Report the count of lines containing the word "name" in the entries below, and nothing more.

-------- Material supplied --------

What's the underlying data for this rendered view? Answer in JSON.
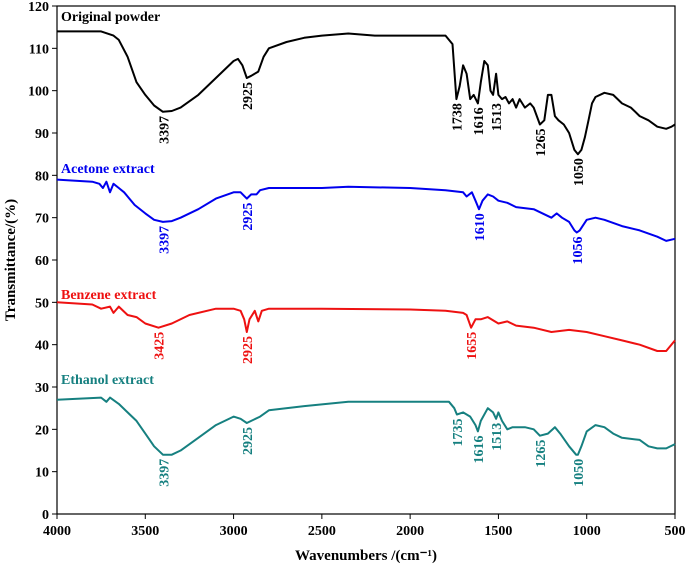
{
  "chart_data": {
    "type": "line",
    "title": "",
    "xlabel": "Wavenumbers /(cm⁻¹)",
    "ylabel": "Transmittance/(%)",
    "xlim": [
      4000,
      500
    ],
    "ylim": [
      0,
      120
    ],
    "xticks": [
      4000,
      3500,
      3000,
      2500,
      2000,
      1500,
      1000,
      500
    ],
    "yticks": [
      0,
      10,
      20,
      30,
      40,
      50,
      60,
      70,
      80,
      90,
      100,
      110,
      120
    ],
    "grid": false,
    "series": [
      {
        "name": "Original powder",
        "color": "#000000",
        "points": [
          [
            4000,
            114
          ],
          [
            3750,
            114
          ],
          [
            3680,
            113
          ],
          [
            3650,
            112
          ],
          [
            3600,
            108
          ],
          [
            3550,
            102
          ],
          [
            3500,
            99
          ],
          [
            3450,
            96.5
          ],
          [
            3400,
            95
          ],
          [
            3350,
            95.2
          ],
          [
            3300,
            96
          ],
          [
            3200,
            99
          ],
          [
            3100,
            103
          ],
          [
            3000,
            107
          ],
          [
            2975,
            107.5
          ],
          [
            2950,
            106
          ],
          [
            2925,
            103
          ],
          [
            2900,
            103.5
          ],
          [
            2860,
            104.5
          ],
          [
            2830,
            108
          ],
          [
            2800,
            110
          ],
          [
            2700,
            111.5
          ],
          [
            2600,
            112.5
          ],
          [
            2500,
            113
          ],
          [
            2350,
            113.5
          ],
          [
            2200,
            113
          ],
          [
            2000,
            113
          ],
          [
            1800,
            113
          ],
          [
            1760,
            111
          ],
          [
            1738,
            98
          ],
          [
            1720,
            101
          ],
          [
            1700,
            106
          ],
          [
            1680,
            104
          ],
          [
            1660,
            98
          ],
          [
            1640,
            99
          ],
          [
            1616,
            97
          ],
          [
            1600,
            102
          ],
          [
            1580,
            107
          ],
          [
            1560,
            106
          ],
          [
            1545,
            100
          ],
          [
            1530,
            99
          ],
          [
            1513,
            104
          ],
          [
            1500,
            99
          ],
          [
            1480,
            98
          ],
          [
            1460,
            98.5
          ],
          [
            1440,
            97
          ],
          [
            1420,
            98
          ],
          [
            1400,
            96
          ],
          [
            1380,
            98
          ],
          [
            1350,
            96
          ],
          [
            1320,
            97
          ],
          [
            1300,
            96
          ],
          [
            1265,
            92
          ],
          [
            1240,
            93
          ],
          [
            1220,
            99
          ],
          [
            1200,
            99
          ],
          [
            1180,
            94
          ],
          [
            1160,
            93
          ],
          [
            1130,
            92
          ],
          [
            1100,
            90
          ],
          [
            1070,
            86
          ],
          [
            1050,
            85
          ],
          [
            1030,
            86
          ],
          [
            1010,
            89
          ],
          [
            990,
            93
          ],
          [
            970,
            97
          ],
          [
            950,
            98.5
          ],
          [
            900,
            99.5
          ],
          [
            850,
            99
          ],
          [
            800,
            97
          ],
          [
            750,
            96
          ],
          [
            700,
            94
          ],
          [
            650,
            93
          ],
          [
            600,
            91.5
          ],
          [
            550,
            91
          ],
          [
            520,
            91.5
          ],
          [
            500,
            92
          ]
        ],
        "annotations": [
          [
            3397,
            95,
            "3397"
          ],
          [
            2925,
            103,
            "2925"
          ],
          [
            1738,
            98,
            "1738"
          ],
          [
            1616,
            97,
            "1616"
          ],
          [
            1513,
            98,
            "1513"
          ],
          [
            1265,
            92,
            "1265"
          ],
          [
            1050,
            85,
            "1050"
          ]
        ]
      },
      {
        "name": "Acetone extract",
        "color": "#0000ee",
        "points": [
          [
            4000,
            79
          ],
          [
            3800,
            78.5
          ],
          [
            3760,
            78
          ],
          [
            3740,
            77
          ],
          [
            3720,
            78.5
          ],
          [
            3700,
            76
          ],
          [
            3680,
            78
          ],
          [
            3650,
            77
          ],
          [
            3620,
            76
          ],
          [
            3600,
            75
          ],
          [
            3560,
            73
          ],
          [
            3500,
            71
          ],
          [
            3450,
            69.5
          ],
          [
            3400,
            69
          ],
          [
            3350,
            69.2
          ],
          [
            3300,
            70
          ],
          [
            3200,
            72
          ],
          [
            3100,
            74.5
          ],
          [
            3000,
            76
          ],
          [
            2960,
            76
          ],
          [
            2925,
            74.5
          ],
          [
            2900,
            75.5
          ],
          [
            2870,
            75.5
          ],
          [
            2850,
            76.5
          ],
          [
            2800,
            77
          ],
          [
            2500,
            77
          ],
          [
            2350,
            77.3
          ],
          [
            2000,
            77
          ],
          [
            1800,
            76.5
          ],
          [
            1700,
            76
          ],
          [
            1680,
            75
          ],
          [
            1650,
            76
          ],
          [
            1630,
            74
          ],
          [
            1610,
            72
          ],
          [
            1590,
            74
          ],
          [
            1560,
            75.5
          ],
          [
            1530,
            75
          ],
          [
            1500,
            74
          ],
          [
            1450,
            73.5
          ],
          [
            1400,
            72.5
          ],
          [
            1300,
            72
          ],
          [
            1200,
            70
          ],
          [
            1170,
            71
          ],
          [
            1140,
            70
          ],
          [
            1100,
            69
          ],
          [
            1070,
            67
          ],
          [
            1056,
            66.5
          ],
          [
            1040,
            67
          ],
          [
            1000,
            69.5
          ],
          [
            950,
            70
          ],
          [
            900,
            69.5
          ],
          [
            800,
            68
          ],
          [
            700,
            67
          ],
          [
            600,
            65.5
          ],
          [
            550,
            64.5
          ],
          [
            500,
            65
          ]
        ],
        "annotations": [
          [
            3397,
            69,
            "3397"
          ],
          [
            2925,
            74.5,
            "2925"
          ],
          [
            1610,
            72,
            "1610"
          ],
          [
            1056,
            66.5,
            "1056"
          ]
        ]
      },
      {
        "name": "Benzene extract",
        "color": "#ee1111",
        "points": [
          [
            4000,
            50
          ],
          [
            3800,
            49.5
          ],
          [
            3750,
            48.5
          ],
          [
            3700,
            49
          ],
          [
            3680,
            47.5
          ],
          [
            3650,
            49
          ],
          [
            3600,
            47
          ],
          [
            3550,
            46.5
          ],
          [
            3500,
            45
          ],
          [
            3425,
            44
          ],
          [
            3350,
            45
          ],
          [
            3250,
            47
          ],
          [
            3100,
            48.5
          ],
          [
            3000,
            48.5
          ],
          [
            2960,
            48
          ],
          [
            2940,
            46
          ],
          [
            2925,
            43
          ],
          [
            2910,
            46
          ],
          [
            2880,
            48
          ],
          [
            2860,
            45.5
          ],
          [
            2840,
            48
          ],
          [
            2800,
            48.5
          ],
          [
            2500,
            48.5
          ],
          [
            2000,
            48.3
          ],
          [
            1800,
            48
          ],
          [
            1700,
            47.5
          ],
          [
            1680,
            47
          ],
          [
            1655,
            44
          ],
          [
            1630,
            46
          ],
          [
            1600,
            46
          ],
          [
            1560,
            46.5
          ],
          [
            1500,
            45
          ],
          [
            1450,
            45.5
          ],
          [
            1400,
            44.5
          ],
          [
            1300,
            44
          ],
          [
            1200,
            43
          ],
          [
            1100,
            43.5
          ],
          [
            1000,
            43
          ],
          [
            900,
            42
          ],
          [
            800,
            41
          ],
          [
            700,
            40
          ],
          [
            600,
            38.5
          ],
          [
            550,
            38.5
          ],
          [
            500,
            41
          ]
        ],
        "annotations": [
          [
            3425,
            44,
            "3425"
          ],
          [
            2925,
            43,
            "2925"
          ],
          [
            1655,
            44,
            "1655"
          ]
        ]
      },
      {
        "name": "Ethanol extract",
        "color": "#168080",
        "points": [
          [
            4000,
            27
          ],
          [
            3750,
            27.5
          ],
          [
            3720,
            26.5
          ],
          [
            3700,
            27.5
          ],
          [
            3650,
            26
          ],
          [
            3600,
            24
          ],
          [
            3550,
            22
          ],
          [
            3500,
            19
          ],
          [
            3450,
            16
          ],
          [
            3400,
            14
          ],
          [
            3350,
            14
          ],
          [
            3300,
            15
          ],
          [
            3200,
            18
          ],
          [
            3100,
            21
          ],
          [
            3000,
            23
          ],
          [
            2960,
            22.5
          ],
          [
            2925,
            21.5
          ],
          [
            2900,
            22
          ],
          [
            2850,
            23
          ],
          [
            2800,
            24.5
          ],
          [
            2600,
            25.5
          ],
          [
            2350,
            26.5
          ],
          [
            2000,
            26.5
          ],
          [
            1780,
            26.5
          ],
          [
            1750,
            25
          ],
          [
            1735,
            23.5
          ],
          [
            1700,
            24
          ],
          [
            1660,
            23
          ],
          [
            1630,
            21
          ],
          [
            1616,
            19.5
          ],
          [
            1600,
            22
          ],
          [
            1560,
            25
          ],
          [
            1530,
            24
          ],
          [
            1513,
            22.5
          ],
          [
            1500,
            24
          ],
          [
            1480,
            22
          ],
          [
            1450,
            20
          ],
          [
            1420,
            20.5
          ],
          [
            1350,
            20.5
          ],
          [
            1300,
            20
          ],
          [
            1265,
            18.5
          ],
          [
            1220,
            19
          ],
          [
            1180,
            20.5
          ],
          [
            1150,
            19
          ],
          [
            1100,
            16
          ],
          [
            1060,
            14
          ],
          [
            1050,
            14
          ],
          [
            1030,
            16
          ],
          [
            1000,
            19.5
          ],
          [
            950,
            21
          ],
          [
            900,
            20.5
          ],
          [
            850,
            19
          ],
          [
            800,
            18
          ],
          [
            700,
            17.5
          ],
          [
            650,
            16
          ],
          [
            600,
            15.5
          ],
          [
            550,
            15.5
          ],
          [
            500,
            16.5
          ]
        ],
        "annotations": [
          [
            3397,
            14,
            "3397"
          ],
          [
            2925,
            21.5,
            "2925"
          ],
          [
            1735,
            23.5,
            "1735"
          ],
          [
            1616,
            19.5,
            "1616"
          ],
          [
            1513,
            22.5,
            "1513"
          ],
          [
            1265,
            18.5,
            "1265"
          ],
          [
            1050,
            14,
            "1050"
          ]
        ]
      }
    ]
  }
}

--------

- _Result for this task_
4